──────── ITEMS ────────

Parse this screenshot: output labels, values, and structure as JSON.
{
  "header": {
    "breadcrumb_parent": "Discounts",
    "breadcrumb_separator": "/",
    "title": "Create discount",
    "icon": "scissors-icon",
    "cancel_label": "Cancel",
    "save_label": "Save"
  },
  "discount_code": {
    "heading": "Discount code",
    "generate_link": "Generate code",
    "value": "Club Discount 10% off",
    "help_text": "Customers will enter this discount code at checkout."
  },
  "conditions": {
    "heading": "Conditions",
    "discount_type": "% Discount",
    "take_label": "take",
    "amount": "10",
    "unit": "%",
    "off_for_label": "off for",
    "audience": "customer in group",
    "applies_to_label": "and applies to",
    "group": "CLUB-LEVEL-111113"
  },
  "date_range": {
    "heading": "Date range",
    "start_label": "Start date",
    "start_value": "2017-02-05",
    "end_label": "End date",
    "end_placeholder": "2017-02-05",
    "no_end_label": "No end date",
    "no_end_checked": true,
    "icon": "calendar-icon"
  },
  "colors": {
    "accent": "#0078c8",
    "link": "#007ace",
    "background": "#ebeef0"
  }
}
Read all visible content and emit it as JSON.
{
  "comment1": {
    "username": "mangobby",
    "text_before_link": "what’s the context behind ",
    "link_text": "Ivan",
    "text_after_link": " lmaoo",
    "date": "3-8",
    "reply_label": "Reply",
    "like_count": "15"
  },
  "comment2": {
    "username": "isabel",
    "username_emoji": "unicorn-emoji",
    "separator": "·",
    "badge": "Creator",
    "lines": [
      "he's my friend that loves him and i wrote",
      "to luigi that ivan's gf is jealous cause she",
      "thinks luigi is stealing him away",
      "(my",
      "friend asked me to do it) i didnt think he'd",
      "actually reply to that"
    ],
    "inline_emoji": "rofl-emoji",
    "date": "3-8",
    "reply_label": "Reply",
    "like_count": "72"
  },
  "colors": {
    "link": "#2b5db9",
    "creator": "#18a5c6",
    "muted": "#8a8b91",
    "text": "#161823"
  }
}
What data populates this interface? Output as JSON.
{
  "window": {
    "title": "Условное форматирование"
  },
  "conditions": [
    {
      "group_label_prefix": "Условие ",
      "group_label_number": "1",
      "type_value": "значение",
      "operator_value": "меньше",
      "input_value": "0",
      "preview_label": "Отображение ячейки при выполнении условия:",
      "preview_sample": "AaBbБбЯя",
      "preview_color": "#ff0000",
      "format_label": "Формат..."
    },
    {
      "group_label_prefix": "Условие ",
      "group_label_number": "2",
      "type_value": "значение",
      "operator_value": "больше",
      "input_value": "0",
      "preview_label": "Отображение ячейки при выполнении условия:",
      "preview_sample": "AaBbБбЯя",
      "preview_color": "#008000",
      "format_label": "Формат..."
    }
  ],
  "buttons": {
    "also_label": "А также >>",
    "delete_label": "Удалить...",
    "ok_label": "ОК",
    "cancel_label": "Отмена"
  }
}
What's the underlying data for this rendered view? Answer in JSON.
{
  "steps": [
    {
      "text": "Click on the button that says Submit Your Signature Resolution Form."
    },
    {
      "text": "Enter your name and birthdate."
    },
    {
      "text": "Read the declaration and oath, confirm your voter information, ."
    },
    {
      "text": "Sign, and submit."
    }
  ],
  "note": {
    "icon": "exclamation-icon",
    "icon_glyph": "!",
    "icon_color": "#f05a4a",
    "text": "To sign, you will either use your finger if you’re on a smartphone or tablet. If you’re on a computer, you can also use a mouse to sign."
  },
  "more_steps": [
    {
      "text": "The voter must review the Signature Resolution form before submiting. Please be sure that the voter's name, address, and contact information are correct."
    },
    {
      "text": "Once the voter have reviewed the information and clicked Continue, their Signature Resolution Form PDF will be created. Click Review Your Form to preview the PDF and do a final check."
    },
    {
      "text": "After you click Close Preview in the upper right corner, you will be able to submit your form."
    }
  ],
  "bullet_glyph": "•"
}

────────

» **TASK PROMPT**
Search the data above for lines holding "this" and copy each of them.

» **ANSWER BELOW**
Parse this screenshot: output labels, values, and structure as JSON.
    "help_text": "Customers will enter this discount code at checkout."
What data populates this interface? Output as JSON.
What's the underlying data for this rendered view? Answer in JSON.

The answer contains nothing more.